Lines of data
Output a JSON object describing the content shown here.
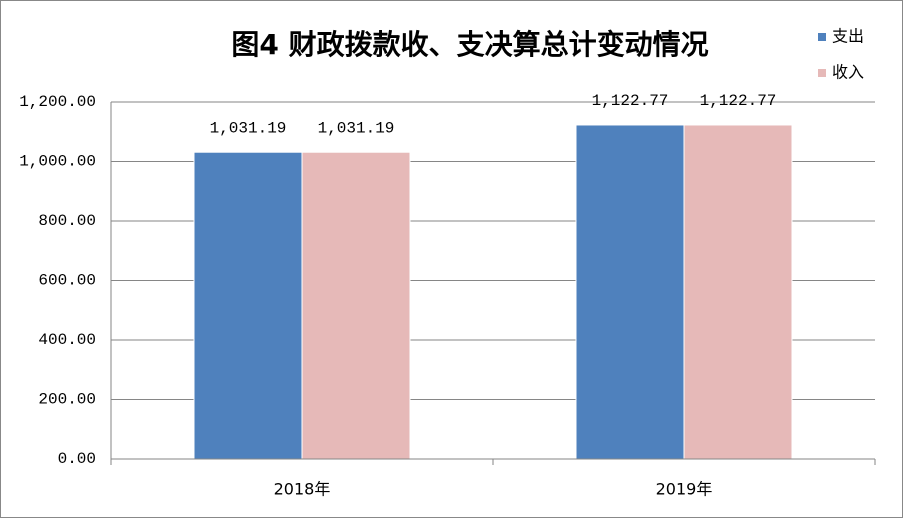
{
  "chart_data": {
    "type": "bar",
    "title": "图4 财政拨款收、支决算总计变动情况",
    "categories": [
      "2018年",
      "2019年"
    ],
    "series": [
      {
        "name": "支出",
        "color": "#4f81bd",
        "values": [
          1031.19,
          1122.77
        ],
        "value_labels": [
          "1,031.19",
          "1,122.77"
        ]
      },
      {
        "name": "收入",
        "color": "#e6b9b8",
        "values": [
          1031.19,
          1122.77
        ],
        "value_labels": [
          "1,031.19",
          "1,122.77"
        ]
      }
    ],
    "ylim": [
      0,
      1200
    ],
    "yticks": [
      {
        "value": 0,
        "label": "0.00"
      },
      {
        "value": 200,
        "label": "200.00"
      },
      {
        "value": 400,
        "label": "400.00"
      },
      {
        "value": 600,
        "label": "600.00"
      },
      {
        "value": 800,
        "label": "800.00"
      },
      {
        "value": 1000,
        "label": "1,000.00"
      },
      {
        "value": 1200,
        "label": "1,200.00"
      }
    ],
    "grid": true,
    "legend": "top-right"
  }
}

**Problem statement**
Using the material above, retype each entry exactly and omit the pictures.

**Correct result**
Output a JSON object describing the content shown here.
{
  "chart_data": {
    "type": "bar",
    "title": "图4 财政拨款收、支决算总计变动情况",
    "categories": [
      "2018年",
      "2019年"
    ],
    "series": [
      {
        "name": "支出",
        "color": "#4f81bd",
        "values": [
          1031.19,
          1122.77
        ],
        "value_labels": [
          "1,031.19",
          "1,122.77"
        ]
      },
      {
        "name": "收入",
        "color": "#e6b9b8",
        "values": [
          1031.19,
          1122.77
        ],
        "value_labels": [
          "1,031.19",
          "1,122.77"
        ]
      }
    ],
    "ylim": [
      0,
      1200
    ],
    "yticks": [
      {
        "value": 0,
        "label": "0.00"
      },
      {
        "value": 200,
        "label": "200.00"
      },
      {
        "value": 400,
        "label": "400.00"
      },
      {
        "value": 600,
        "label": "600.00"
      },
      {
        "value": 800,
        "label": "800.00"
      },
      {
        "value": 1000,
        "label": "1,000.00"
      },
      {
        "value": 1200,
        "label": "1,200.00"
      }
    ],
    "grid": true,
    "legend": "top-right"
  }
}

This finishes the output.